On Sun, 18 Aug 2019 00:34:33 +0530
Akshat Kakkar <akshat.1984@...il.com> wrote:

> My goal is not just to make as many classes as possible, but also to
> use them to do rate limiting per ip per server. Say, I have a list of
> 10000 IPs and more than 100 servers. So simply if I want few IPs to
> get speed of says 1Mbps per server but others say speed of 2 Mbps per
> server. How can I achieve this without having 10000 x 100 classes.
> These numbers can be large than this and hence I am looking for a
> generic solution to this.

As Eric Dumazet also points out indirectly, you will be creating a huge
bottleneck for SMP/multi-core CPUs.  As your HTB root qdisc is a
serialization point for all egress traffic, that all CPUs will need to
take a lock on.

### ENTRIES PROVIDED
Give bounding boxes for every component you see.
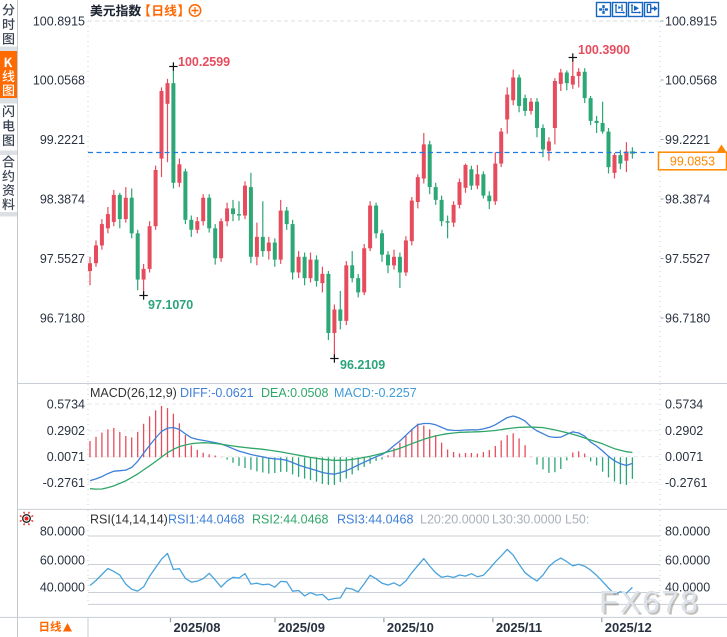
svg-text:FX678: FX678 <box>599 584 699 620</box>
svg-text:80.0000: 80.0000 <box>40 524 85 538</box>
svg-text:97.5527: 97.5527 <box>665 252 710 266</box>
svg-text:100.2599: 100.2599 <box>178 55 230 69</box>
svg-text:100.8915: 100.8915 <box>33 14 85 28</box>
svg-text:96.7180: 96.7180 <box>665 311 710 325</box>
svg-text:RSI3:44.0468: RSI3:44.0468 <box>337 513 413 527</box>
svg-text:2025/08: 2025/08 <box>174 620 221 635</box>
svg-text:0.2902: 0.2902 <box>665 424 703 438</box>
svg-text:DIFF:-0.0621: DIFF:-0.0621 <box>180 386 254 400</box>
svg-text:L30:30.0000: L30:30.0000 <box>492 513 562 527</box>
svg-text:MACD(26,12,9): MACD(26,12,9) <box>90 386 177 400</box>
svg-text:FX678: FX678 <box>601 586 701 622</box>
svg-text:0.5734: 0.5734 <box>665 397 703 411</box>
svg-text:99.2221: 99.2221 <box>665 133 710 147</box>
svg-text:100.0568: 100.0568 <box>665 73 717 87</box>
svg-text:60.0000: 60.0000 <box>665 553 710 567</box>
svg-text:2025/12: 2025/12 <box>605 620 652 635</box>
svg-text:96.7180: 96.7180 <box>40 311 85 325</box>
svg-text:-0.2761: -0.2761 <box>43 476 85 490</box>
svg-text:97.1070: 97.1070 <box>148 298 193 312</box>
svg-text:2025/11: 2025/11 <box>496 620 542 635</box>
svg-text:0.0071: 0.0071 <box>47 450 85 464</box>
svg-text:RSI1:44.0468: RSI1:44.0468 <box>168 513 244 527</box>
svg-text:2025/09: 2025/09 <box>278 620 325 635</box>
svg-text:L20:20.0000: L20:20.0000 <box>420 513 490 527</box>
svg-text:99.0853: 99.0853 <box>670 155 715 169</box>
svg-text:99.2221: 99.2221 <box>40 133 85 147</box>
svg-text:100.3900: 100.3900 <box>578 43 630 57</box>
svg-text:80.0000: 80.0000 <box>665 524 710 538</box>
svg-text:MACD:-0.2257: MACD:-0.2257 <box>334 386 417 400</box>
svg-text:98.3874: 98.3874 <box>40 192 85 206</box>
svg-text:98.3874: 98.3874 <box>665 192 710 206</box>
svg-text:100.0568: 100.0568 <box>33 73 85 87</box>
svg-text:96.2109: 96.2109 <box>340 358 385 372</box>
svg-text:0.0071: 0.0071 <box>665 450 703 464</box>
svg-text:DEA:0.0508: DEA:0.0508 <box>261 386 328 400</box>
svg-text:RSI(14,14,14): RSI(14,14,14) <box>90 513 168 527</box>
svg-text:2025/10: 2025/10 <box>387 620 434 635</box>
svg-text:97.5527: 97.5527 <box>40 252 85 266</box>
svg-text:RSI2:44.0468: RSI2:44.0468 <box>252 513 328 527</box>
svg-text:40.0000: 40.0000 <box>665 580 710 594</box>
svg-text:0.2902: 0.2902 <box>47 424 85 438</box>
svg-text:40.0000: 40.0000 <box>40 580 85 594</box>
svg-text:L50:: L50: <box>565 513 589 527</box>
svg-text:60.0000: 60.0000 <box>40 553 85 567</box>
svg-text:-0.2761: -0.2761 <box>665 476 707 490</box>
svg-text:0.5734: 0.5734 <box>47 397 85 411</box>
svg-text:100.8915: 100.8915 <box>665 14 717 28</box>
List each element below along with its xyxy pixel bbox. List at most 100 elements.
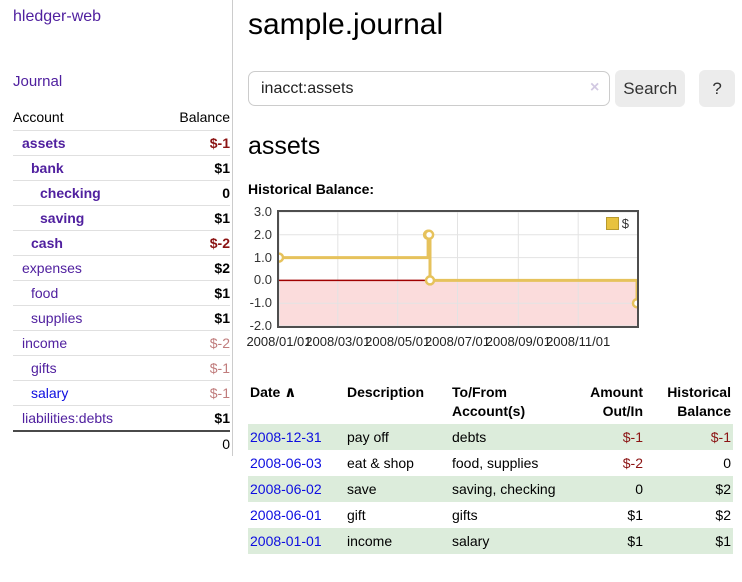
table-row: 2008-01-01 income salary $1 $1 — [248, 528, 733, 554]
account-link-expenses[interactable]: expenses — [22, 260, 82, 276]
transaction-date-link[interactable]: 2008-06-03 — [250, 455, 322, 471]
account-row: gifts $-1 — [13, 355, 230, 381]
x-tick-label: 2008/09/01 — [485, 334, 551, 349]
account-row: food $1 — [13, 280, 230, 306]
account-link-saving[interactable]: saving — [40, 210, 85, 226]
transaction-amount: 0 — [635, 481, 643, 497]
account-row: supplies $1 — [13, 305, 230, 331]
register-header-historical[interactable]: Historical Balance — [667, 384, 731, 419]
account-balance: 0 — [157, 180, 230, 206]
account-row: expenses $2 — [13, 255, 230, 281]
register-header-description[interactable]: Description — [347, 384, 425, 400]
sidebar: hledger-web Journal Account Balance asse… — [0, 0, 233, 456]
x-tick-label: 2008/01/01 — [246, 334, 312, 349]
account-row: saving $1 — [13, 205, 230, 231]
transaction-description: save — [347, 481, 377, 497]
accounts-header-account: Account — [13, 107, 158, 131]
search-input[interactable] — [248, 71, 611, 106]
account-balance: $-1 — [157, 355, 230, 381]
table-row: 2008-06-03 eat & shop food, supplies $-2 0 — [248, 450, 733, 476]
transaction-description: income — [347, 533, 393, 549]
register-header-date[interactable]: Date ∧ — [250, 384, 297, 401]
transaction-description: pay off — [347, 429, 389, 445]
transaction-amount: $1 — [627, 507, 643, 523]
sidebar-item-journal[interactable]: Journal — [13, 73, 63, 90]
register-header-to/from[interactable]: To/From Account(s) — [452, 384, 526, 419]
account-link-liabilities-debts[interactable]: liabilities:debts — [22, 410, 114, 426]
account-link-assets[interactable]: assets — [22, 135, 66, 151]
account-row: cash $-2 — [13, 230, 230, 256]
sort-ascending-icon: ∧ — [284, 384, 297, 401]
page-title: sample.journal — [248, 8, 444, 41]
chart-x-axis-labels: 2008/01/01 2008/03/01 2008/05/01 2008/07/01… — [246, 334, 639, 352]
help-button[interactable]: ? — [699, 70, 735, 107]
account-link-income[interactable]: income — [22, 335, 68, 351]
chart-y-axis-labels: 3.0 2.0 1.0 0.0 -1.0 -2.0 — [242, 204, 272, 333]
transaction-accounts: gifts — [452, 507, 478, 523]
transaction-accounts: saving, checking — [452, 481, 556, 497]
x-tick-label: 2008/05/01 — [365, 334, 431, 349]
account-row: liabilities:debts $1 — [13, 405, 230, 432]
account-link-food[interactable]: food — [31, 285, 59, 301]
register-header-amount[interactable]: Amount Out/In — [590, 384, 643, 419]
transaction-amount: $-1 — [622, 429, 643, 445]
account-link-bank[interactable]: bank — [31, 160, 64, 176]
clear-search-icon[interactable]: × — [590, 79, 600, 96]
table-row: 2008-06-02 save saving, checking 0 $2 — [248, 476, 733, 502]
account-balance: $-2 — [157, 230, 230, 256]
app-title: hledger-web — [13, 8, 232, 26]
account-balance: $-1 — [157, 130, 230, 156]
legend-swatch-icon — [605, 217, 619, 230]
chart-title: Historical Balance: — [248, 181, 375, 197]
account-row: income $-2 — [13, 330, 230, 356]
transaction-description: gift — [347, 507, 366, 523]
account-balance: $-1 — [157, 380, 230, 406]
y-tick-label: 0.0 — [253, 272, 272, 288]
account-row: assets $-1 — [13, 130, 230, 156]
account-balance: $-2 — [157, 330, 230, 356]
search-form: × Search ? — [248, 70, 735, 107]
accounts-table: Account Balance assets $-1 bank $1 checking 0… — [13, 107, 230, 456]
transaction-balance: 0 — [723, 455, 731, 471]
transaction-description: eat & shop — [347, 455, 414, 471]
transaction-balance: $2 — [715, 507, 731, 523]
accounts-header-balance: Balance — [157, 107, 230, 131]
transaction-amount: $1 — [627, 533, 643, 549]
transaction-balance: $-1 — [710, 429, 731, 445]
transaction-date-link[interactable]: 2008-01-01 — [250, 533, 322, 549]
transaction-date-link[interactable]: 2008-12-31 — [250, 429, 322, 445]
legend-label: $ — [621, 216, 629, 231]
search-button[interactable]: Search — [615, 70, 686, 107]
account-row: checking 0 — [13, 180, 230, 206]
transaction-date-link[interactable]: 2008-06-01 — [250, 507, 322, 523]
account-link-gifts[interactable]: gifts — [31, 360, 57, 376]
account-link-cash[interactable]: cash — [31, 235, 63, 251]
main-content: sample.journal × Search ? assets Histori… — [246, 0, 735, 554]
transaction-accounts: debts — [452, 429, 487, 445]
account-link-checking[interactable]: checking — [40, 185, 101, 201]
y-tick-label: -1.0 — [249, 295, 272, 311]
account-row: bank $1 — [13, 155, 230, 181]
account-balance: $1 — [157, 405, 230, 432]
chart-plot-area[interactable]: $ — [277, 210, 639, 328]
y-tick-label: 2.0 — [253, 226, 272, 242]
x-tick-label: 2008/07/01 — [424, 334, 491, 349]
account-balance: $1 — [157, 155, 230, 181]
transaction-date-link[interactable]: 2008-06-02 — [250, 481, 322, 497]
y-tick-label: 1.0 — [253, 249, 272, 265]
accounts-total-balance: 0 — [157, 430, 230, 456]
account-row: salary $-1 — [13, 380, 230, 406]
account-balance: $1 — [157, 205, 230, 231]
transaction-balance: $1 — [715, 533, 731, 549]
transaction-accounts: food, supplies — [452, 455, 539, 471]
transaction-accounts: salary — [452, 533, 490, 549]
app-title-link[interactable]: hledger-web — [13, 8, 102, 25]
x-tick-label: 2008/03/01 — [305, 334, 371, 349]
table-row: 2008-06-01 gift gifts $1 $2 — [248, 502, 733, 528]
account-heading: assets — [248, 132, 321, 160]
account-balance: $1 — [157, 305, 230, 331]
transaction-amount: $-2 — [622, 455, 643, 471]
account-link-supplies[interactable]: supplies — [31, 310, 83, 326]
account-link-salary[interactable]: salary — [31, 385, 69, 401]
account-balance: $2 — [157, 255, 230, 281]
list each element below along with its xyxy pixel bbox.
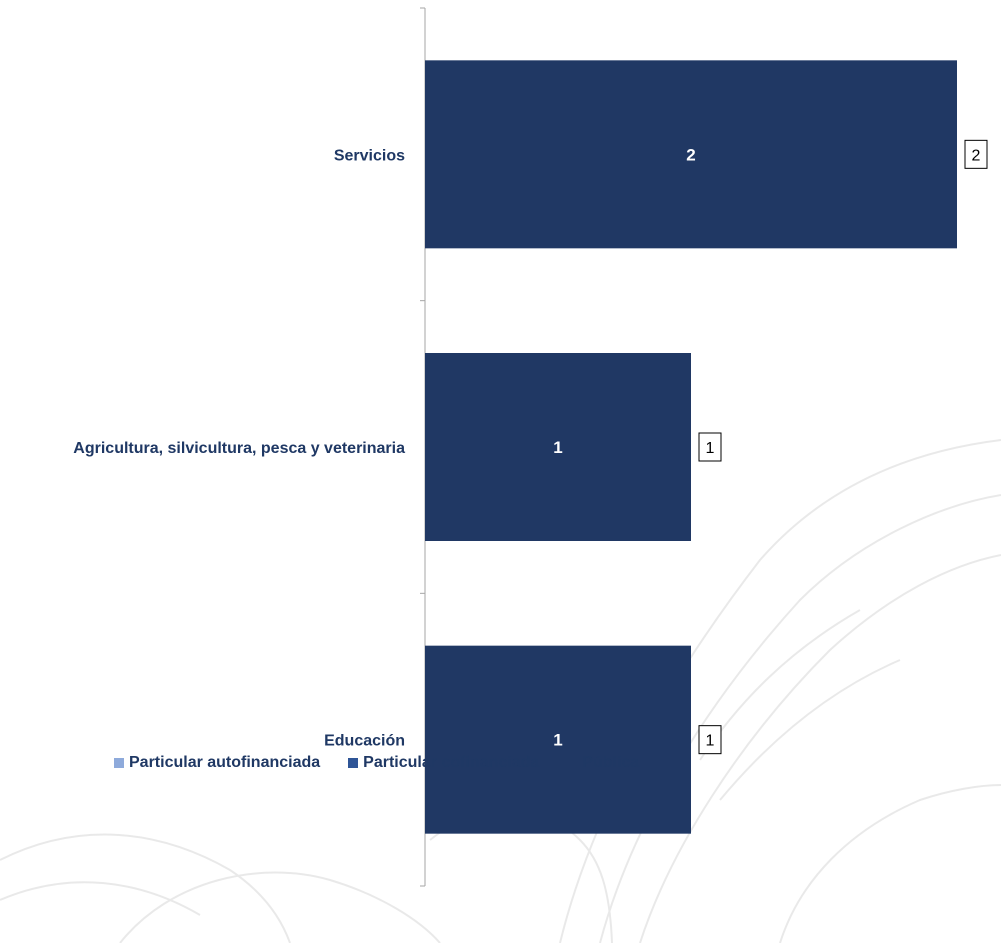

### SET TASKS
A: In the mailing-list excerpt on per-IP rate limiting, how many IPs and servers does the quoted message give as its example?
B: Carry on the mailing-list reply about per-IP rate limiting from its final sentence.

### ANSWERS FOR THE EXERCISE
A: A list of 10000 IPs and more than 100 servers.

B:
It sounds like your use-case is not global rate limiting, but instead
the goal is to rate limit customers or services (to something
significantly lower than NIC link speed).  To get scalability, in this
case, you can instead use the MQ qdisc (as Eric also points out).
I have an example script here[1], that shows how to setup MQ as root
qdisc and add HTB leafs based on how many TX-queue the interface have
via /sys/class/net/$DEV/queues/tx-*/

[1] https://github.com/xdp-project/xdp-cpumap-tc/blob/master/bin/tc_mq_htb_setup_example.sh


You are not done, yet.  For solving the TX-queue locking congestion, the
traffic needs to be redirected to the appropriate/correct TX CPUs. This
can either be done with RSS (Receive Side Scaling) HW ethtool
adjustment (reduce hash to IPs L3 only), or RPS (Receive Packet
Steering), or with XDP cpumap redirect.

The XDP cpumap redirect feature is implemented with XDP+TC BPF code
here[2]. Notice, that XPS can screw with this so there is a XPS disable
script here[3].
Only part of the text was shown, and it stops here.